• PAGE
START
[[Saito Group (Open)]]

Started by Thomas.2013.09.02
This is Thomas's logbook for September of 2013. 


* 1st week [Electron-Photon Interactions] [#te145562]
--The Hamiltonian for the electron-photon interaction is given by $H = \frac{1}{2m} \left(\mathbf{p}-\frac{q}{c}\mathbf{A}\right)\left(\mathbf{p}-\frac{q}{c}\mathbf{A}\right) +q\phi$, in this equation $\mathbf{p}$ is the linear momentum, $q$ is the charge of the particle, $\mathbf{A}$ is the vector potential, $m$ is the particle's mass, $c$ is the speed of light and $\phi$ is the scalar potential. It is possible to check this by using the canonical equations from Hamilton, $\dot{\mathbf{r}}=\frac{\partial H}{\partial \mathbf{p}}$ and $\dot{\mathbf{p}}=-\nabla H$.
END
• INSTRUCTION A
Please report each line of the listing that contains the string "heatmap", counting only matches with the same case.
The listing has no connection to the logbook entry.

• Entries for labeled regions
START
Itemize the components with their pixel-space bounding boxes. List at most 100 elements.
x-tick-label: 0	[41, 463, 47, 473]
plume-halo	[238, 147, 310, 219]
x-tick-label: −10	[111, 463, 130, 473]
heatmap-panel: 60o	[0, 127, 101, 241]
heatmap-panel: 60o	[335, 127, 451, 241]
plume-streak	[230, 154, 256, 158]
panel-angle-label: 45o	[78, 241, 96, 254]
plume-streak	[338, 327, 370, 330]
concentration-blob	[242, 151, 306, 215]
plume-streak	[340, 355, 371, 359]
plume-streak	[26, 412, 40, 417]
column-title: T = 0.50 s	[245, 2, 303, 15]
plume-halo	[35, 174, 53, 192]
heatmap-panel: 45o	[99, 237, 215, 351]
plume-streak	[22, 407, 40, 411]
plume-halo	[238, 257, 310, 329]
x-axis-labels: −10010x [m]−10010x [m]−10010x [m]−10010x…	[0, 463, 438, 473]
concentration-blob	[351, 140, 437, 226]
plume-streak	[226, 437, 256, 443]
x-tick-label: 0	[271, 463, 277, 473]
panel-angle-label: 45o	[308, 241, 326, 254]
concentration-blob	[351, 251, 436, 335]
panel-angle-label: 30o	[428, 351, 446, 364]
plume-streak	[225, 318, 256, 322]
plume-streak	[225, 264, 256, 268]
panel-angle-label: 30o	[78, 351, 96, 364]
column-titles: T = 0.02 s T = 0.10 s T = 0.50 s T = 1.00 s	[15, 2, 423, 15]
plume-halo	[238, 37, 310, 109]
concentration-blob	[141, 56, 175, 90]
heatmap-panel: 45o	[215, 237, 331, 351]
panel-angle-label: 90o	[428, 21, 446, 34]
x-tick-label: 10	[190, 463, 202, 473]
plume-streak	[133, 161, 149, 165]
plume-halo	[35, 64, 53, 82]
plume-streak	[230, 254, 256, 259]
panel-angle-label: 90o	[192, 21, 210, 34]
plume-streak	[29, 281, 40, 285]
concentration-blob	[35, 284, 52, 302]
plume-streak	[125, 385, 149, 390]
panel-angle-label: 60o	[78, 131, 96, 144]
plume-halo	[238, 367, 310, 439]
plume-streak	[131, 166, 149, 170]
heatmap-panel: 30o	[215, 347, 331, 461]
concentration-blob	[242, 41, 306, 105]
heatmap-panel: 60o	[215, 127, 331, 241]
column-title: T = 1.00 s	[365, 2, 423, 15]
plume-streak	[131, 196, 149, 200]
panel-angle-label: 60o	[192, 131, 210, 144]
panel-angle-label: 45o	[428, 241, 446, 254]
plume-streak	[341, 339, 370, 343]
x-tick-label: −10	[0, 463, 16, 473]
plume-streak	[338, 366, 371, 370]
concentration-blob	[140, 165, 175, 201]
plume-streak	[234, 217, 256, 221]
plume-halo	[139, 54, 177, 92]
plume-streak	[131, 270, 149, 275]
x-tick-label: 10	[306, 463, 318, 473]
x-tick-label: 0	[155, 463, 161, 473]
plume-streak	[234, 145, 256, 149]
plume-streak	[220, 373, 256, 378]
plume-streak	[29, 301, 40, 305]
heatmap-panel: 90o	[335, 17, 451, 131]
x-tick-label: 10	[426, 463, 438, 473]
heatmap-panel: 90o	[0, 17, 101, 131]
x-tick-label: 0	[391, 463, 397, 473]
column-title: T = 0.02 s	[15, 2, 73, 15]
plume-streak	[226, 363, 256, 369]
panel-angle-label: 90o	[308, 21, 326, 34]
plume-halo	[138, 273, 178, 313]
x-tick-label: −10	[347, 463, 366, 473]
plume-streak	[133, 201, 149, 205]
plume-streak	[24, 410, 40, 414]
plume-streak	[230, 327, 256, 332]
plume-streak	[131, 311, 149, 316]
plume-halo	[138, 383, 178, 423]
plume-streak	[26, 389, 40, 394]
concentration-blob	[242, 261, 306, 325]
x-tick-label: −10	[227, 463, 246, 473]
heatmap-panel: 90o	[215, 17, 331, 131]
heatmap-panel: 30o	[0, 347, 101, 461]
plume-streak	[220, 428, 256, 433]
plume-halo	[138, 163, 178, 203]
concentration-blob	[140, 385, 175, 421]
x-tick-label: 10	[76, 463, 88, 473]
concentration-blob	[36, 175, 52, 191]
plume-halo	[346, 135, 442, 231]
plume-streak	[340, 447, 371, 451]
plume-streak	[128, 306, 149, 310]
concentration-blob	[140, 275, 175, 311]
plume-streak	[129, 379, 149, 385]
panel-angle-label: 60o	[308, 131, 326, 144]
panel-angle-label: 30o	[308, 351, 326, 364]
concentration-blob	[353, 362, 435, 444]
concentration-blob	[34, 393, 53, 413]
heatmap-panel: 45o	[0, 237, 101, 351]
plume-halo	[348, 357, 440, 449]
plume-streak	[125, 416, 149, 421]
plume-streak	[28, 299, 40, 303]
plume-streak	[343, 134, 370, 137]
END
• INSTRUCTION B
Print the entire logbook entry again, word for word.

• WRITTEN REPLY A
heatmap-panel: 60o	[0, 127, 101, 241]
heatmap-panel: 60o	[335, 127, 451, 241]
heatmap-panel: 45o	[99, 237, 215, 351]
heatmap-panel: 45o	[215, 237, 331, 351]
heatmap-panel: 30o	[215, 347, 331, 461]
heatmap-panel: 60o	[215, 127, 331, 241]
heatmap-panel: 90o	[335, 17, 451, 131]
heatmap-panel: 90o	[0, 17, 101, 131]
heatmap-panel: 90o	[215, 17, 331, 131]
heatmap-panel: 30o	[0, 347, 101, 461]
heatmap-panel: 45o	[0, 237, 101, 351]

• WRITTEN REPLY B
[[Saito Group (Open)]]

Started by Thomas.2013.09.02
This is Thomas's logbook for September of 2013. 


* 1st week [Electron-Photon Interactions] [#te145562]
--The Hamiltonian for the electron-photon interaction is given by $H = \frac{1}{2m} \left(\mathbf{p}-\frac{q}{c}\mathbf{A}\right)\left(\mathbf{p}-\frac{q}{c}\mathbf{A}\right) +q\phi$, in this equation $\mathbf{p}$ is the linear momentum, $q$ is the charge of the particle, $\mathbf{A}$ is the vector potential, $m$ is the particle's mass, $c$ is the speed of light and $\phi$ is the scalar potential. It is possible to check this by using the canonical equations from Hamilton, $\dot{\mathbf{r}}=\frac{\partial H}{\partial \mathbf{p}}$ and $\dot{\mathbf{p}}=-\nabla H$.